Exercise requirements> From the entries that follow, gather each line holding the word "Length".

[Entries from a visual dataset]

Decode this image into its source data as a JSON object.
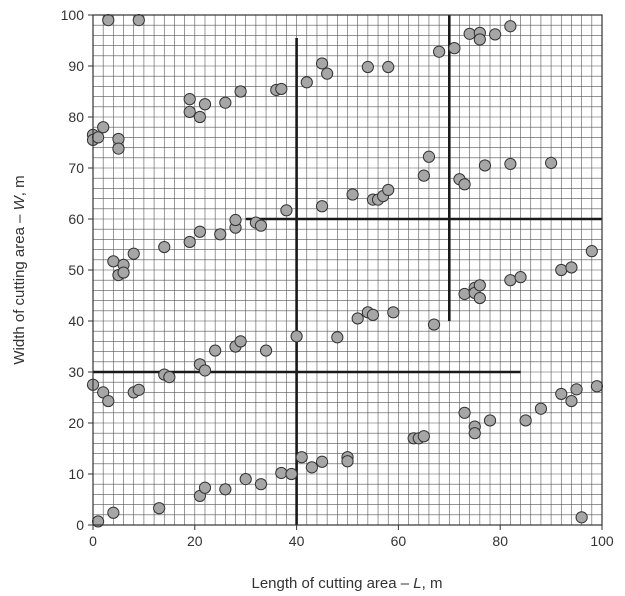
{
  "chart_data": {
    "type": "scatter",
    "title": "",
    "xlabel": "Length of cutting area – L, m",
    "xlabel_prefix": "Length of cutting area – ",
    "xlabel_var": "L",
    "xlabel_suffix": ", m",
    "ylabel": "Width of cutting area – W, m",
    "ylabel_prefix": "Width of cutting area – ",
    "ylabel_var": "W",
    "ylabel_suffix": ", m",
    "xlim": [
      0,
      100
    ],
    "ylim": [
      0,
      100
    ],
    "x_ticks": [
      0,
      20,
      40,
      60,
      80,
      100
    ],
    "y_ticks": [
      0,
      10,
      20,
      30,
      40,
      50,
      60,
      70,
      80,
      90,
      100
    ],
    "x_tick_labels": [
      "0",
      "20",
      "40",
      "60",
      "80",
      "100"
    ],
    "y_tick_labels": [
      "0",
      "10",
      "20",
      "30",
      "40",
      "50",
      "60",
      "70",
      "80",
      "90",
      "100"
    ],
    "grid": true,
    "grid_minor_x_step": 2,
    "grid_minor_y_step": 2,
    "legend": "none",
    "colors": {
      "marker_fill": "#a6a6a6",
      "marker_edge": "#333333",
      "grid": "#555555",
      "boundary": "#1a1a1a"
    },
    "boundary_lines": [
      {
        "from": [
          40,
          0
        ],
        "to": [
          40,
          95.5
        ]
      },
      {
        "from": [
          70,
          40
        ],
        "to": [
          70,
          100
        ]
      },
      {
        "from": [
          0,
          30
        ],
        "to": [
          84,
          30
        ]
      },
      {
        "from": [
          30,
          60
        ],
        "to": [
          100,
          60
        ]
      }
    ],
    "points": [
      [
        3,
        99
      ],
      [
        9,
        99
      ],
      [
        0,
        76.5
      ],
      [
        0,
        75.5
      ],
      [
        1,
        76
      ],
      [
        2,
        78
      ],
      [
        5,
        75.7
      ],
      [
        5,
        73.8
      ],
      [
        19,
        83.5
      ],
      [
        19,
        81
      ],
      [
        21,
        80
      ],
      [
        22,
        82.5
      ],
      [
        26,
        82.8
      ],
      [
        29,
        85
      ],
      [
        36,
        85.3
      ],
      [
        37,
        85.5
      ],
      [
        42,
        86.8
      ],
      [
        45,
        90.5
      ],
      [
        46,
        88.5
      ],
      [
        54,
        89.8
      ],
      [
        58,
        89.8
      ],
      [
        68,
        92.8
      ],
      [
        71,
        93.5
      ],
      [
        74,
        96.3
      ],
      [
        76,
        96.5
      ],
      [
        76,
        95.2
      ],
      [
        79,
        96.2
      ],
      [
        82,
        97.8
      ],
      [
        4,
        51.7
      ],
      [
        5,
        49
      ],
      [
        6,
        51
      ],
      [
        6,
        49.5
      ],
      [
        8,
        53.2
      ],
      [
        14,
        54.5
      ],
      [
        19,
        55.5
      ],
      [
        21,
        57.5
      ],
      [
        25,
        57
      ],
      [
        28,
        58.3
      ],
      [
        28,
        59.8
      ],
      [
        32,
        59.3
      ],
      [
        33,
        58.7
      ],
      [
        38,
        61.7
      ],
      [
        45,
        62.5
      ],
      [
        51,
        64.8
      ],
      [
        55,
        63.8
      ],
      [
        56,
        63.8
      ],
      [
        57,
        64.5
      ],
      [
        58,
        65.7
      ],
      [
        65,
        68.5
      ],
      [
        66,
        72.2
      ],
      [
        72,
        67.8
      ],
      [
        73,
        66.8
      ],
      [
        77,
        70.5
      ],
      [
        82,
        70.8
      ],
      [
        90,
        71
      ],
      [
        0,
        27.5
      ],
      [
        2,
        26
      ],
      [
        3,
        24.3
      ],
      [
        8,
        26
      ],
      [
        9,
        26.5
      ],
      [
        14,
        29.5
      ],
      [
        15,
        29
      ],
      [
        21,
        31.5
      ],
      [
        22,
        30.3
      ],
      [
        24,
        34.2
      ],
      [
        28,
        35
      ],
      [
        29,
        36
      ],
      [
        34,
        34.2
      ],
      [
        40,
        37
      ],
      [
        48,
        36.8
      ],
      [
        52,
        40.5
      ],
      [
        54,
        41.7
      ],
      [
        55,
        41.2
      ],
      [
        59,
        41.7
      ],
      [
        67,
        39.3
      ],
      [
        73,
        45.3
      ],
      [
        75,
        46.5
      ],
      [
        75,
        45.5
      ],
      [
        76,
        47
      ],
      [
        76,
        44.5
      ],
      [
        82,
        48
      ],
      [
        84,
        48.6
      ],
      [
        92,
        50
      ],
      [
        94,
        50.5
      ],
      [
        98,
        53.7
      ],
      [
        1,
        0.7
      ],
      [
        4,
        2.4
      ],
      [
        13,
        3.3
      ],
      [
        21,
        5.7
      ],
      [
        22,
        7.3
      ],
      [
        26,
        7
      ],
      [
        30,
        9
      ],
      [
        33,
        8
      ],
      [
        37,
        10.2
      ],
      [
        39,
        10
      ],
      [
        41,
        13.3
      ],
      [
        43,
        11.3
      ],
      [
        45,
        12.4
      ],
      [
        50,
        13.3
      ],
      [
        50,
        12.5
      ],
      [
        63,
        17
      ],
      [
        64,
        17
      ],
      [
        65,
        17.4
      ],
      [
        73,
        22
      ],
      [
        75,
        19.3
      ],
      [
        75,
        18
      ],
      [
        78,
        20.5
      ],
      [
        85,
        20.5
      ],
      [
        88,
        22.8
      ],
      [
        92,
        25.7
      ],
      [
        94,
        24.3
      ],
      [
        95,
        26.6
      ],
      [
        99,
        27.2
      ],
      [
        96,
        1.5
      ]
    ]
  }
}
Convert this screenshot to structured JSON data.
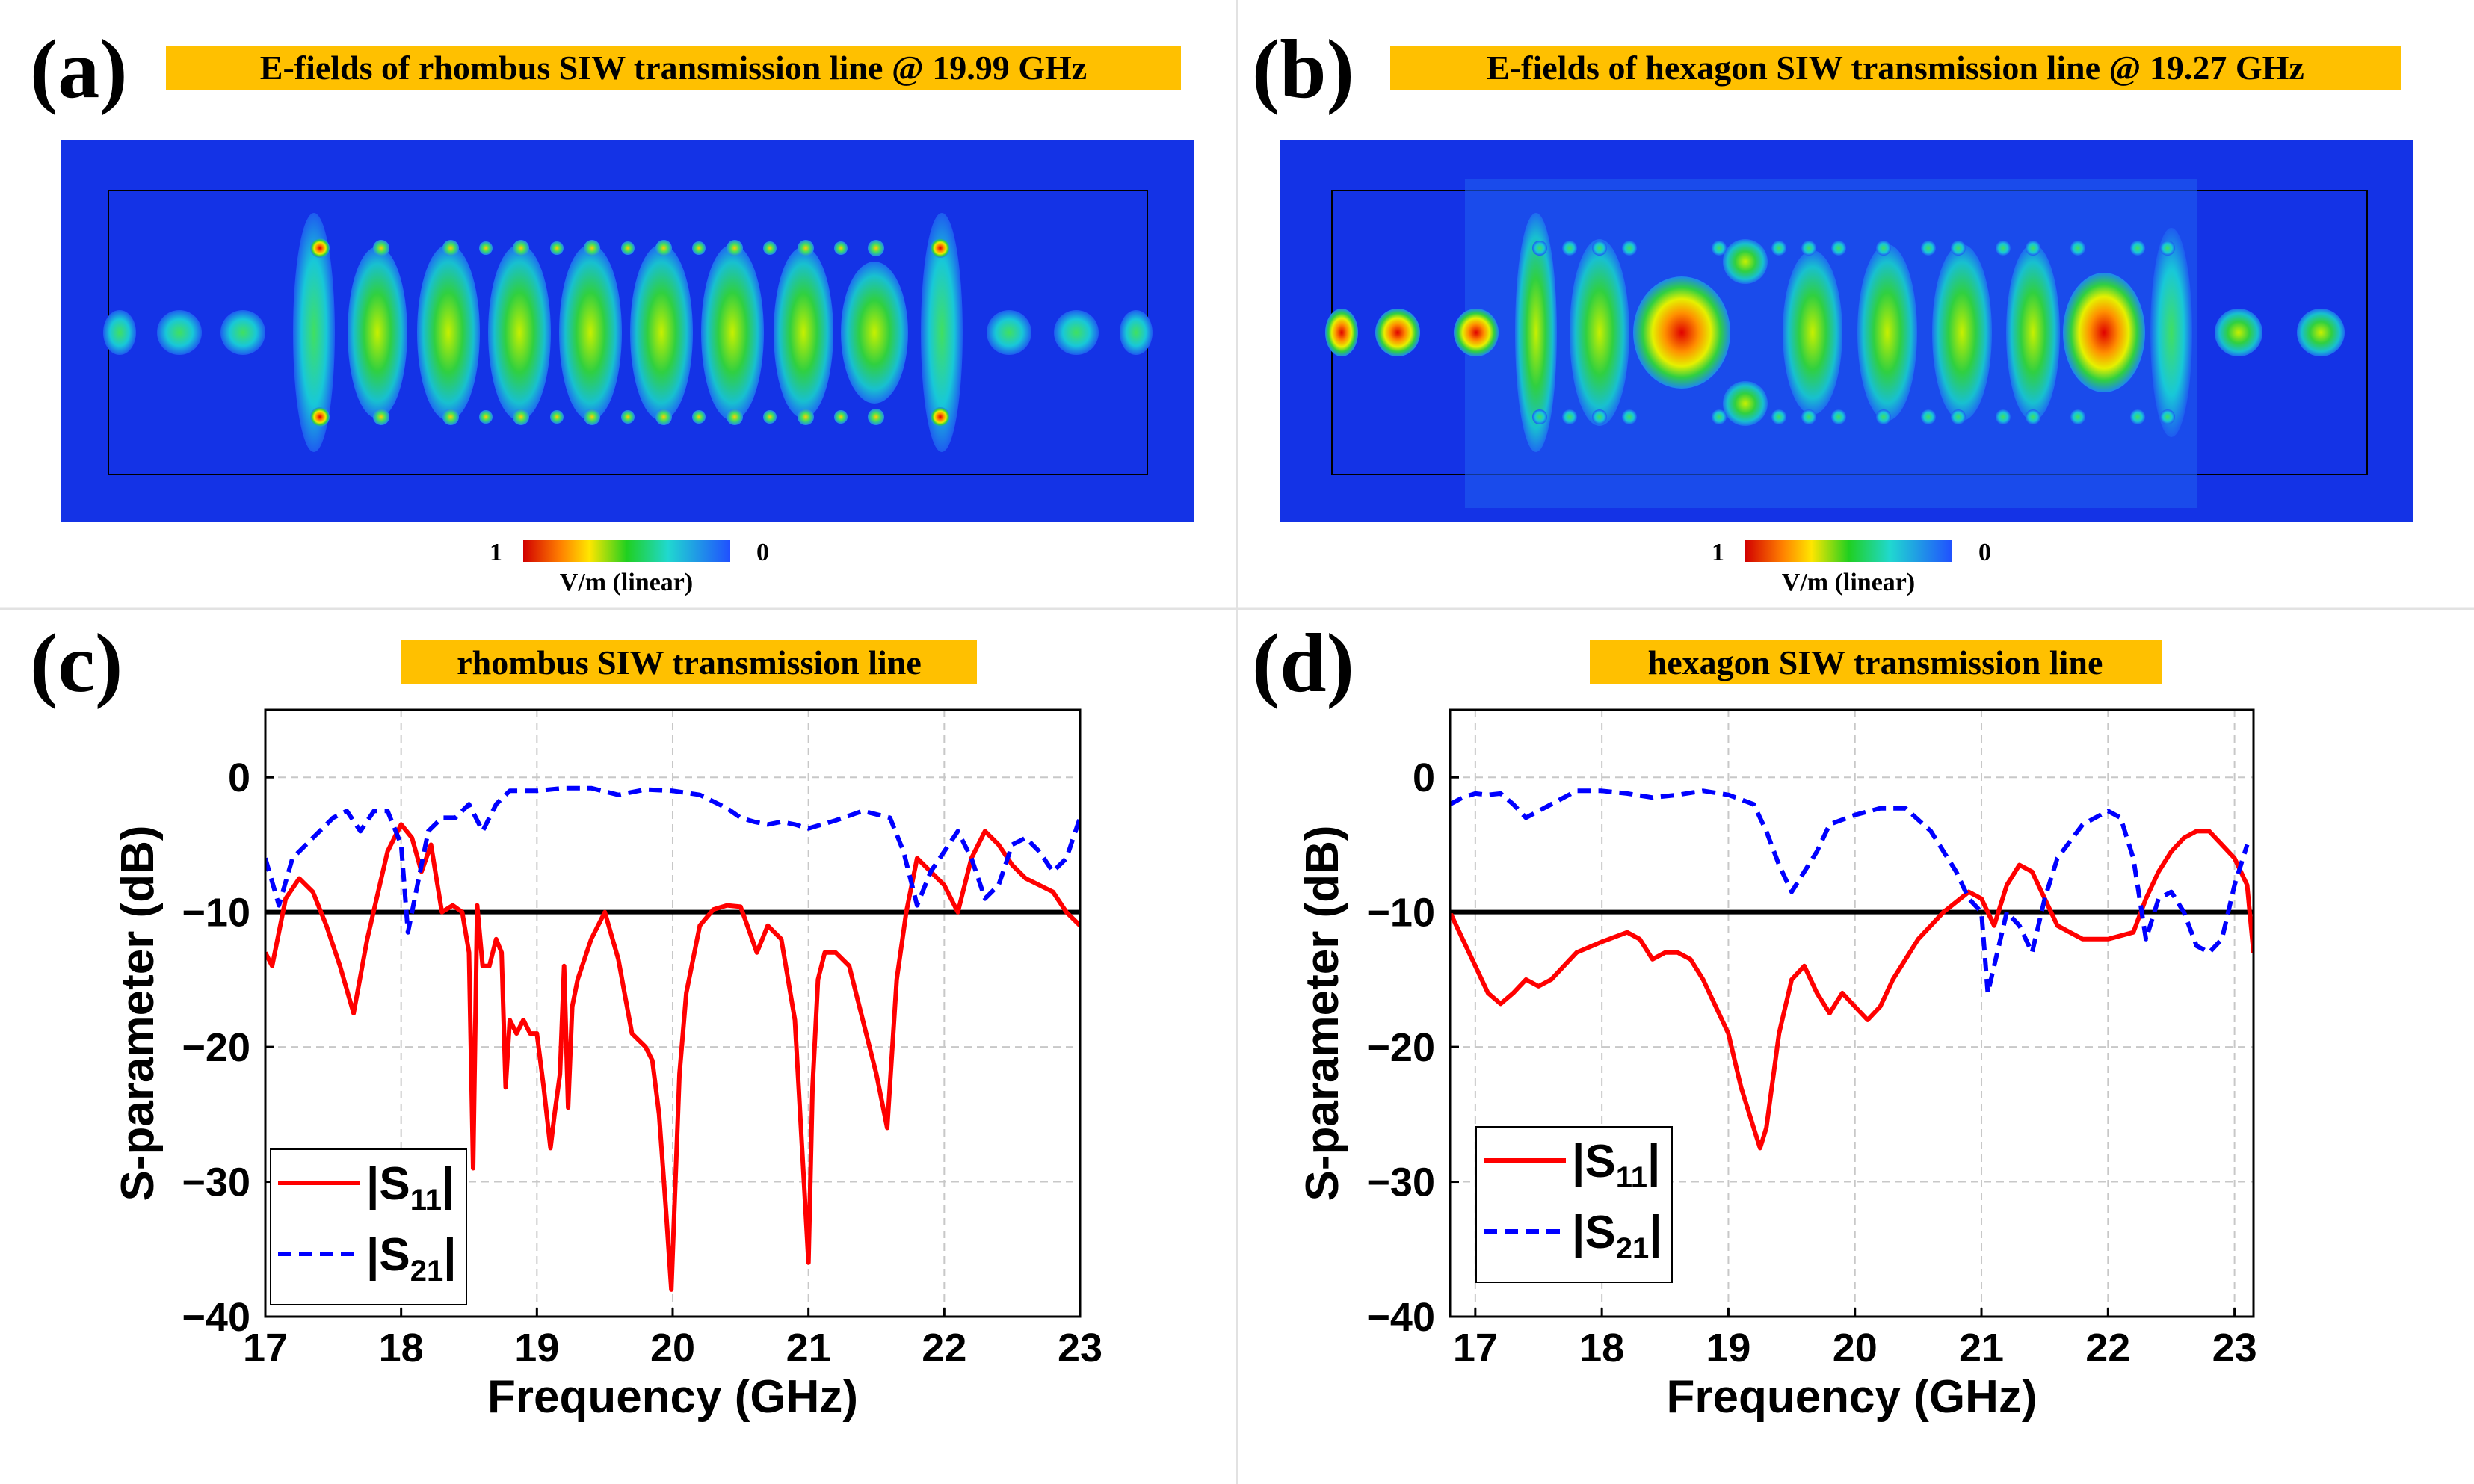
{
  "panels": {
    "a": {
      "letter": "(a)",
      "title": "E-fields of rhombus SIW transmission line @ 19.99 GHz"
    },
    "b": {
      "letter": "(b)",
      "title": "E-fields of hexagon SIW transmission line @ 19.27 GHz"
    },
    "c": {
      "letter": "(c)",
      "title": "rhombus SIW transmission line"
    },
    "d": {
      "letter": "(d)",
      "title": "hexagon SIW transmission line"
    }
  },
  "colorbar": {
    "max_label": "1",
    "min_label": "0",
    "unit": "V/m (linear)"
  },
  "colors": {
    "banner": "#FFC000",
    "field_bg": "#1433E6",
    "s11": "#FF0000",
    "s21": "#0000FF",
    "threshold": "#000000"
  },
  "legend": {
    "s11": {
      "pre": "|S",
      "sub": "11",
      "post": "|"
    },
    "s21": {
      "pre": "|S",
      "sub": "21",
      "post": "|"
    }
  },
  "chart_data": [
    {
      "type": "line",
      "title": "rhombus SIW transmission line",
      "xlabel": "Frequency (GHz)",
      "ylabel": "S-parameter (dB)",
      "xlim": [
        17,
        23
      ],
      "ylim": [
        -40,
        5
      ],
      "xticks": [
        17,
        18,
        19,
        20,
        21,
        22,
        23
      ],
      "yticks": [
        0,
        -10,
        -20,
        -30,
        -40
      ],
      "ytick_labels": [
        "0",
        "−10",
        "−20",
        "−30",
        "−40"
      ],
      "threshold": -10,
      "grid": true,
      "legend_position": "bottom-left",
      "series": [
        {
          "name": "|S11|",
          "style": "solid",
          "x": [
            17.0,
            17.05,
            17.15,
            17.25,
            17.35,
            17.45,
            17.55,
            17.65,
            17.75,
            17.9,
            18.0,
            18.08,
            18.15,
            18.22,
            18.3,
            18.38,
            18.45,
            18.5,
            18.53,
            18.56,
            18.6,
            18.65,
            18.7,
            18.74,
            18.77,
            18.8,
            18.85,
            18.9,
            18.95,
            19.0,
            19.05,
            19.1,
            19.13,
            19.17,
            19.2,
            19.23,
            19.26,
            19.3,
            19.4,
            19.5,
            19.6,
            19.7,
            19.8,
            19.85,
            19.9,
            19.95,
            19.99,
            20.05,
            20.1,
            20.2,
            20.3,
            20.4,
            20.5,
            20.55,
            20.62,
            20.7,
            20.8,
            20.9,
            20.95,
            21.0,
            21.03,
            21.07,
            21.12,
            21.2,
            21.3,
            21.4,
            21.5,
            21.58,
            21.65,
            21.72,
            21.8,
            21.9,
            22.0,
            22.1,
            22.2,
            22.3,
            22.4,
            22.5,
            22.6,
            22.7,
            22.8,
            22.9,
            23.0
          ],
          "y": [
            -13,
            -14,
            -9,
            -7.5,
            -8.5,
            -11,
            -14,
            -17.5,
            -12,
            -5.5,
            -3.5,
            -4.5,
            -7,
            -5,
            -10,
            -9.5,
            -10,
            -13,
            -29,
            -9.5,
            -14,
            -14,
            -12,
            -13,
            -23,
            -18,
            -19,
            -18,
            -19,
            -19,
            -23,
            -27.5,
            -25,
            -22,
            -14,
            -24.5,
            -17,
            -15,
            -12,
            -10,
            -13.5,
            -19,
            -20,
            -21,
            -25,
            -32,
            -38,
            -22,
            -16,
            -11,
            -9.8,
            -9.5,
            -9.6,
            -11,
            -13,
            -11,
            -12,
            -18,
            -27,
            -36,
            -23,
            -15,
            -13,
            -13,
            -14,
            -18,
            -22,
            -26,
            -15,
            -10,
            -6,
            -7,
            -8,
            -10,
            -6,
            -4,
            -5,
            -6.5,
            -7.5,
            -8,
            -8.5,
            -10,
            -11
          ]
        },
        {
          "name": "|S21|",
          "style": "dashed",
          "x": [
            17.0,
            17.1,
            17.2,
            17.3,
            17.4,
            17.5,
            17.6,
            17.7,
            17.8,
            17.9,
            18.0,
            18.05,
            18.1,
            18.2,
            18.3,
            18.4,
            18.5,
            18.6,
            18.7,
            18.8,
            18.9,
            19.0,
            19.2,
            19.4,
            19.6,
            19.8,
            20.0,
            20.2,
            20.4,
            20.5,
            20.6,
            20.7,
            20.8,
            20.9,
            21.0,
            21.1,
            21.2,
            21.4,
            21.6,
            21.7,
            21.8,
            21.9,
            22.0,
            22.1,
            22.2,
            22.3,
            22.4,
            22.5,
            22.6,
            22.7,
            22.8,
            22.9,
            23.0
          ],
          "y": [
            -6,
            -9.5,
            -6,
            -5,
            -4,
            -3,
            -2.5,
            -4,
            -2.5,
            -2.5,
            -5,
            -11.5,
            -9,
            -4,
            -3,
            -3,
            -2,
            -4,
            -2,
            -1,
            -1,
            -1,
            -0.8,
            -0.8,
            -1.3,
            -0.9,
            -1,
            -1.3,
            -2.3,
            -3,
            -3.3,
            -3.5,
            -3.3,
            -3.5,
            -3.8,
            -3.5,
            -3.2,
            -2.5,
            -3,
            -5.5,
            -9.5,
            -7,
            -5.5,
            -4,
            -6,
            -9,
            -8,
            -5,
            -4.5,
            -5.5,
            -7,
            -6,
            -3
          ]
        }
      ]
    },
    {
      "type": "line",
      "title": "hexagon SIW transmission line",
      "xlabel": "Frequency (GHz)",
      "ylabel": "S-parameter (dB)",
      "xlim": [
        16.8,
        23.15
      ],
      "ylim": [
        -40,
        5
      ],
      "xticks": [
        17,
        18,
        19,
        20,
        21,
        22,
        23
      ],
      "yticks": [
        0,
        -10,
        -20,
        -30,
        -40
      ],
      "ytick_labels": [
        "0",
        "−10",
        "−20",
        "−30",
        "−40"
      ],
      "threshold": -10,
      "grid": true,
      "legend_position": "bottom-left",
      "series": [
        {
          "name": "|S11|",
          "style": "solid",
          "x": [
            16.8,
            16.9,
            17.0,
            17.1,
            17.2,
            17.3,
            17.4,
            17.5,
            17.6,
            17.8,
            18.0,
            18.2,
            18.3,
            18.4,
            18.5,
            18.6,
            18.7,
            18.8,
            18.9,
            19.0,
            19.1,
            19.2,
            19.25,
            19.3,
            19.4,
            19.5,
            19.6,
            19.7,
            19.8,
            19.9,
            20.0,
            20.1,
            20.2,
            20.3,
            20.5,
            20.7,
            20.9,
            21.0,
            21.1,
            21.2,
            21.3,
            21.4,
            21.5,
            21.6,
            21.8,
            22.0,
            22.2,
            22.3,
            22.4,
            22.5,
            22.6,
            22.7,
            22.8,
            22.9,
            23.0,
            23.1,
            23.15
          ],
          "y": [
            -10,
            -12,
            -14,
            -16,
            -16.8,
            -16,
            -15,
            -15.5,
            -15,
            -13,
            -12.2,
            -11.5,
            -12,
            -13.5,
            -13,
            -13,
            -13.5,
            -15,
            -17,
            -19,
            -23,
            -26,
            -27.5,
            -26,
            -19,
            -15,
            -14,
            -16,
            -17.5,
            -16,
            -17,
            -18,
            -17,
            -15,
            -12,
            -10,
            -8.5,
            -9,
            -11,
            -8,
            -6.5,
            -7,
            -9,
            -11,
            -12,
            -12,
            -11.5,
            -9,
            -7,
            -5.5,
            -4.5,
            -4,
            -4,
            -5,
            -6,
            -8,
            -13
          ]
        },
        {
          "name": "|S21|",
          "style": "dashed",
          "x": [
            16.8,
            16.9,
            17.0,
            17.1,
            17.2,
            17.3,
            17.4,
            17.6,
            17.8,
            18.0,
            18.2,
            18.4,
            18.6,
            18.8,
            19.0,
            19.2,
            19.3,
            19.4,
            19.5,
            19.6,
            19.7,
            19.8,
            20.0,
            20.2,
            20.4,
            20.6,
            20.8,
            20.9,
            21.0,
            21.05,
            21.1,
            21.2,
            21.3,
            21.4,
            21.5,
            21.6,
            21.8,
            22.0,
            22.1,
            22.2,
            22.3,
            22.4,
            22.5,
            22.6,
            22.7,
            22.8,
            22.9,
            23.0,
            23.1
          ],
          "y": [
            -2,
            -1.5,
            -1.2,
            -1.3,
            -1.2,
            -2,
            -3,
            -2,
            -1,
            -1,
            -1.2,
            -1.5,
            -1.3,
            -1,
            -1.3,
            -2,
            -4,
            -6.5,
            -8.5,
            -7,
            -5.5,
            -3.5,
            -2.8,
            -2.3,
            -2.3,
            -4,
            -7,
            -9,
            -10,
            -16,
            -14,
            -10,
            -11,
            -13,
            -9,
            -6,
            -3.5,
            -2.5,
            -3,
            -6,
            -12,
            -9,
            -8.5,
            -10,
            -12.5,
            -13,
            -12,
            -8,
            -5
          ]
        }
      ]
    }
  ]
}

The solution>
    "xlabel": "Length of cutting area – L, m",
    "xlabel_prefix": "Length of cutting area – ",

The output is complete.